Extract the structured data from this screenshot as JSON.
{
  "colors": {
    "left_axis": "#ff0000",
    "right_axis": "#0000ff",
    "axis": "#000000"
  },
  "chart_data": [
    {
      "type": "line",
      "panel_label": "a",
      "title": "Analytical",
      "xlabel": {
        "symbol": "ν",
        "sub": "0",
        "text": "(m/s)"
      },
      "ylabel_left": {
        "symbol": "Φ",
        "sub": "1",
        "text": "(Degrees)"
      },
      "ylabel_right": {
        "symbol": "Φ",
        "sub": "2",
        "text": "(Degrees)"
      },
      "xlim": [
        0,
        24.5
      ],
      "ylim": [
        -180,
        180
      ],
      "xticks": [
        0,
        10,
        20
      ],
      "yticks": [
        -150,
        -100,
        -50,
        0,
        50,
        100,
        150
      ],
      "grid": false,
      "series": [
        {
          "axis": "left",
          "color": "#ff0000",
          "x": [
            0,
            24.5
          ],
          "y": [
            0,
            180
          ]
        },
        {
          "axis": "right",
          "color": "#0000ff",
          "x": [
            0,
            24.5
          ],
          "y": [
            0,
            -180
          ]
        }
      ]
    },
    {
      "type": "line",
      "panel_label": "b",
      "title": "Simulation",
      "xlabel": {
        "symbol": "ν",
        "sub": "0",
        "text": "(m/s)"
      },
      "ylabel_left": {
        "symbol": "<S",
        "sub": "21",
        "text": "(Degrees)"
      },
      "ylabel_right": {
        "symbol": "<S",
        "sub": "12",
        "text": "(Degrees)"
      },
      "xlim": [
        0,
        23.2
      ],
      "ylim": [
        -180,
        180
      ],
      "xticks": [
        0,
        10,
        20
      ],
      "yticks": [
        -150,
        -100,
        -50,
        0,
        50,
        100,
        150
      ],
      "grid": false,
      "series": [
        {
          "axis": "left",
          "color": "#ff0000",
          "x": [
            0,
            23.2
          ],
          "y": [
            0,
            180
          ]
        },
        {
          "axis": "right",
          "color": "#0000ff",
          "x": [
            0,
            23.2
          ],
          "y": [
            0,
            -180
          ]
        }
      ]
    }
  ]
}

============

Objective » Retype the records in full. Keep every line identical to the original.

Result of this exercise »
Extract the structured data from this screenshot as JSON.
{
  "colors": {
    "left_axis": "#ff0000",
    "right_axis": "#0000ff",
    "axis": "#000000"
  },
  "chart_data": [
    {
      "type": "line",
      "panel_label": "a",
      "title": "Analytical",
      "xlabel": {
        "symbol": "ν",
        "sub": "0",
        "text": "(m/s)"
      },
      "ylabel_left": {
        "symbol": "Φ",
        "sub": "1",
        "text": "(Degrees)"
      },
      "ylabel_right": {
        "symbol": "Φ",
        "sub": "2",
        "text": "(Degrees)"
      },
      "xlim": [
        0,
        24.5
      ],
      "ylim": [
        -180,
        180
      ],
      "xticks": [
        0,
        10,
        20
      ],
      "yticks": [
        -150,
        -100,
        -50,
        0,
        50,
        100,
        150
      ],
      "grid": false,
      "series": [
        {
          "axis": "left",
          "color": "#ff0000",
          "x": [
            0,
            24.5
          ],
          "y": [
            0,
            180
          ]
        },
        {
          "axis": "right",
          "color": "#0000ff",
          "x": [
            0,
            24.5
          ],
          "y": [
            0,
            -180
          ]
        }
      ]
    },
    {
      "type": "line",
      "panel_label": "b",
      "title": "Simulation",
      "xlabel": {
        "symbol": "ν",
        "sub": "0",
        "text": "(m/s)"
      },
      "ylabel_left": {
        "symbol": "<S",
        "sub": "21",
        "text": "(Degrees)"
      },
      "ylabel_right": {
        "symbol": "<S",
        "sub": "12",
        "text": "(Degrees)"
      },
      "xlim": [
        0,
        23.2
      ],
      "ylim": [
        -180,
        180
      ],
      "xticks": [
        0,
        10,
        20
      ],
      "yticks": [
        -150,
        -100,
        -50,
        0,
        50,
        100,
        150
      ],
      "grid": false,
      "series": [
        {
          "axis": "left",
          "color": "#ff0000",
          "x": [
            0,
            23.2
          ],
          "y": [
            0,
            180
          ]
        },
        {
          "axis": "right",
          "color": "#0000ff",
          "x": [
            0,
            23.2
          ],
          "y": [
            0,
            -180
          ]
        }
      ]
    }
  ]
}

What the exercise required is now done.